-- start RECORDS SUPPLIED --
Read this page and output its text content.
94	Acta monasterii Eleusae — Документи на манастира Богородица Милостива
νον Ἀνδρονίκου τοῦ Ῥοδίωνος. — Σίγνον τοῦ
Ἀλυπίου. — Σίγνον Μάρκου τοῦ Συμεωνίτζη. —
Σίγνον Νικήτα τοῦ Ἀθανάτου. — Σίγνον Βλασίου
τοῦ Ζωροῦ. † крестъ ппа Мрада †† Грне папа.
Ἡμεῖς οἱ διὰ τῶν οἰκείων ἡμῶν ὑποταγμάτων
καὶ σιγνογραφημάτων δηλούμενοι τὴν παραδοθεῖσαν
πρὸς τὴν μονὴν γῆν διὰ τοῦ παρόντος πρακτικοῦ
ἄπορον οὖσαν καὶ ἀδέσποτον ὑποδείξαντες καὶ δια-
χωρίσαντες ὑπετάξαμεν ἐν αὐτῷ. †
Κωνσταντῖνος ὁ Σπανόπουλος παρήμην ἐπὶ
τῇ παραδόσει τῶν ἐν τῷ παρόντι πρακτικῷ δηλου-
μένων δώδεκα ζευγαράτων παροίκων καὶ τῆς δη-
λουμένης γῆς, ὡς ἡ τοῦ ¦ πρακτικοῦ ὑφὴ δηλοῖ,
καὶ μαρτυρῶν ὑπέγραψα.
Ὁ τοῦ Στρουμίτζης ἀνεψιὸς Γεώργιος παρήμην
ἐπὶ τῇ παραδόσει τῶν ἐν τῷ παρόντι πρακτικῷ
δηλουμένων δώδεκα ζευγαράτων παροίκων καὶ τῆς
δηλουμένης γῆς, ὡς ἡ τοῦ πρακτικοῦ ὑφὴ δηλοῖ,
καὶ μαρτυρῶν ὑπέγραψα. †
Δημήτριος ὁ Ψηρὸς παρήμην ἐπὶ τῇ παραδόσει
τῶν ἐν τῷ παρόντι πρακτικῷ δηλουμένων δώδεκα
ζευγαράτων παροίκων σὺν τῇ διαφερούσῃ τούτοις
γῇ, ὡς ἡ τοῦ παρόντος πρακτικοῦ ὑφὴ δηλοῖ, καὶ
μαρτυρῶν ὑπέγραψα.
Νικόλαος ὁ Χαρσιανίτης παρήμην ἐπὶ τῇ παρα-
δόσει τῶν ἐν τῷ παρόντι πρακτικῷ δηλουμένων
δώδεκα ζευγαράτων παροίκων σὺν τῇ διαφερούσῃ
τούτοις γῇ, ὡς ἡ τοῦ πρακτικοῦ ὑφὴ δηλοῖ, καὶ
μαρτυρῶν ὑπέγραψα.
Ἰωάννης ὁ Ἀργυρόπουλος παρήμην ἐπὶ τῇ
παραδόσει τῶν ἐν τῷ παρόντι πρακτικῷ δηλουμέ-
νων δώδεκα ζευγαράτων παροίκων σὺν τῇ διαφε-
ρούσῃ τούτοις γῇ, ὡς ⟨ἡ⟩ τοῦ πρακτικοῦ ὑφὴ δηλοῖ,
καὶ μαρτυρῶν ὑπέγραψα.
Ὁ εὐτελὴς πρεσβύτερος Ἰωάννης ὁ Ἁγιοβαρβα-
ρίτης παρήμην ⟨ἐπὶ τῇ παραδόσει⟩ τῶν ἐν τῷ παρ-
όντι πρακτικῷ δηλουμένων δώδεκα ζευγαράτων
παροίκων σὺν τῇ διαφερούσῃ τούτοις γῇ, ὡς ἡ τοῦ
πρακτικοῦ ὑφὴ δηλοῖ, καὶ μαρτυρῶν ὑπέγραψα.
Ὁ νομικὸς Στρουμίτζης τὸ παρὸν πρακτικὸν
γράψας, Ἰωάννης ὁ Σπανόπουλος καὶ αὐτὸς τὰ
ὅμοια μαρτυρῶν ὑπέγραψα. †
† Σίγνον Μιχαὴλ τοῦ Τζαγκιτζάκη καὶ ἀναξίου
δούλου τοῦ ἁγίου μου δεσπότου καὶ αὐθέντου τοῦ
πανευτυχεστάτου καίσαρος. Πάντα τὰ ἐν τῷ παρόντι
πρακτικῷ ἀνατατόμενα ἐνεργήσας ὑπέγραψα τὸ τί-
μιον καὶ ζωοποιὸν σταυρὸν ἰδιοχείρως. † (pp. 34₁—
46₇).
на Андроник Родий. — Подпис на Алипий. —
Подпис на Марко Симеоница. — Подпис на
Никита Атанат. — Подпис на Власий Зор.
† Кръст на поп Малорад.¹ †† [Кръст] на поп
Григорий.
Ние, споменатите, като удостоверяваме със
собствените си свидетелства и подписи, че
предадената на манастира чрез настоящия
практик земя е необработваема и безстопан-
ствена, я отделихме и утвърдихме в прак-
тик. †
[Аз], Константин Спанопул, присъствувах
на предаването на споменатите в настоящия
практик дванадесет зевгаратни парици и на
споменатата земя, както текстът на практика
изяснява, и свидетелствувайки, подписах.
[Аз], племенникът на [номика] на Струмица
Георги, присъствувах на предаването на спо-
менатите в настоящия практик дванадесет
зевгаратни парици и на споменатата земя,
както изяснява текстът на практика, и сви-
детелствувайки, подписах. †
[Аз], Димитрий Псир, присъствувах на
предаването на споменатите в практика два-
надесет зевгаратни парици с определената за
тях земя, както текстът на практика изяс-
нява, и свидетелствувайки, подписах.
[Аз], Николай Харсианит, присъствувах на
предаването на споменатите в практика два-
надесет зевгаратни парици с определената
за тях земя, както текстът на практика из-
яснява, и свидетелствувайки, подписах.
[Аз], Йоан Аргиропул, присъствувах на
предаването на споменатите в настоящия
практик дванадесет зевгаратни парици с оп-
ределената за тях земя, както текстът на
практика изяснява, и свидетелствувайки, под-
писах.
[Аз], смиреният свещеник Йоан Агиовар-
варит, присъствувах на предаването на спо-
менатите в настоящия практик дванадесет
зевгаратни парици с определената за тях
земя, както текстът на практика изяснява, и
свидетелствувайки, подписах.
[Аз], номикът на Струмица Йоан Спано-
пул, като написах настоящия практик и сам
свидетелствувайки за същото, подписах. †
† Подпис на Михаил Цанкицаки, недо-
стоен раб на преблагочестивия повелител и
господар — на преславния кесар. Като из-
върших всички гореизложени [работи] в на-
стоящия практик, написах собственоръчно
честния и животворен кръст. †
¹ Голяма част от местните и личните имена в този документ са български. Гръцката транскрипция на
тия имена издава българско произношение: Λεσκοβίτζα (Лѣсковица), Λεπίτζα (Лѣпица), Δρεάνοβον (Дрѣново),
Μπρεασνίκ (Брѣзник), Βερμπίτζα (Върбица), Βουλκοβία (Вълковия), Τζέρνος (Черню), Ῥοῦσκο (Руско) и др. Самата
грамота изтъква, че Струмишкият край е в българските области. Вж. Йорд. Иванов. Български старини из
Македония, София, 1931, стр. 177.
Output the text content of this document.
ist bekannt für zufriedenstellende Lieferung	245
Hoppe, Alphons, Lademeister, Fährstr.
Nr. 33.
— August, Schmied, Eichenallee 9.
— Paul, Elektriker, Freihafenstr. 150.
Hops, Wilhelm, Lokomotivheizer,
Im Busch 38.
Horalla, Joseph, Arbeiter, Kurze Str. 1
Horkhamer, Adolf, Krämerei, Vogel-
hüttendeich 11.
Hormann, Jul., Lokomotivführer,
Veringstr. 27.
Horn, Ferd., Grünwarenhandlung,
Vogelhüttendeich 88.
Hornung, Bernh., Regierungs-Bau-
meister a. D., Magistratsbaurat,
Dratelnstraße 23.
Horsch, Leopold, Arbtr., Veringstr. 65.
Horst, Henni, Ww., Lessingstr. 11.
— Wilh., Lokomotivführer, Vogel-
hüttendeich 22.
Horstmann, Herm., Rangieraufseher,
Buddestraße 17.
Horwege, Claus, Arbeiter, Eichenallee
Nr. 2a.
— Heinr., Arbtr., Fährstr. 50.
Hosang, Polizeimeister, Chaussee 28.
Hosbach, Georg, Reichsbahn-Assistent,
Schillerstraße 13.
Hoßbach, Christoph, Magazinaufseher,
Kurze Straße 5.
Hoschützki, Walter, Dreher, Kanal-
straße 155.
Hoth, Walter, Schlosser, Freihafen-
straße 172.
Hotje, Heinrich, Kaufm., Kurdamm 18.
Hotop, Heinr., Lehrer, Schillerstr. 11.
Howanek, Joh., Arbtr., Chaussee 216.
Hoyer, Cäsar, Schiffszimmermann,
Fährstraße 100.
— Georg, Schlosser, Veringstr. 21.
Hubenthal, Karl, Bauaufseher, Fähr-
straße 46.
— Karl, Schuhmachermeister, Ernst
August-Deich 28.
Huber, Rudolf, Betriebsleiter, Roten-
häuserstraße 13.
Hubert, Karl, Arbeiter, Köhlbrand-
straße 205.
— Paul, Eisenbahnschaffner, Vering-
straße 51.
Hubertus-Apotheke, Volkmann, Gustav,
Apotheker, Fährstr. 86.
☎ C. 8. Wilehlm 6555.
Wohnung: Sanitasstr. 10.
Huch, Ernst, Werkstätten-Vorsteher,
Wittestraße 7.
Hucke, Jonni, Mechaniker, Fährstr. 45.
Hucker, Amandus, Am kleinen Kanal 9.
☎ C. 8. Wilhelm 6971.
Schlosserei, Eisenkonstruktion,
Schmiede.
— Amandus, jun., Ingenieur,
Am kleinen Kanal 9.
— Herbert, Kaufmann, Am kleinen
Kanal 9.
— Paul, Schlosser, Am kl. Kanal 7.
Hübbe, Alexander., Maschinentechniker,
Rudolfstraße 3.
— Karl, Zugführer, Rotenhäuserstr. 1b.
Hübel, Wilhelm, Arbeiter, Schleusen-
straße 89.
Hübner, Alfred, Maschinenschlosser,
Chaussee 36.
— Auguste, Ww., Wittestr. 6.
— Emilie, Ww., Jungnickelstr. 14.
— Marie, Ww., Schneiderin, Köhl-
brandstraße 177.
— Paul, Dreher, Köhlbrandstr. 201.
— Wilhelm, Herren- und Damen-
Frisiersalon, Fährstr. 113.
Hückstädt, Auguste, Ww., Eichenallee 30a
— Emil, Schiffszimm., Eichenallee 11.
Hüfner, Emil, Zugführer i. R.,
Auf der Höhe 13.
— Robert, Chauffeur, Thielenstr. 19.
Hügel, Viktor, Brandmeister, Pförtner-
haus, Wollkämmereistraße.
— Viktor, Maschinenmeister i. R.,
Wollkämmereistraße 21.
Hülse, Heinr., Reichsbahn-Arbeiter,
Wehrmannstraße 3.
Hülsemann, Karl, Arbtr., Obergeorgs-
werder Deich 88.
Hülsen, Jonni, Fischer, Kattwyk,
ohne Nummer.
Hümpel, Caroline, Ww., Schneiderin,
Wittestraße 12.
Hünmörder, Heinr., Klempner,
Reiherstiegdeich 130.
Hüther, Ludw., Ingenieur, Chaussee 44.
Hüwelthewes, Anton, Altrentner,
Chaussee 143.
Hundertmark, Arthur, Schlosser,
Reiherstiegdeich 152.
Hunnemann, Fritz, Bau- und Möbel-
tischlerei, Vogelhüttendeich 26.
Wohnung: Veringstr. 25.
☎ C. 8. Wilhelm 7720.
-- end RECORDS SUPPLIED --
THE REQUEST | Set out every line from the material that contains the string "Chaussee".

PROBLEM SOLUTION |
Hosang, Polizeimeister, Chaussee 28.
Howanek, Joh., Arbtr., Chaussee 216.
Chaussee 36.
Hüther, Ludw., Ingenieur, Chaussee 44.
Chaussee 143.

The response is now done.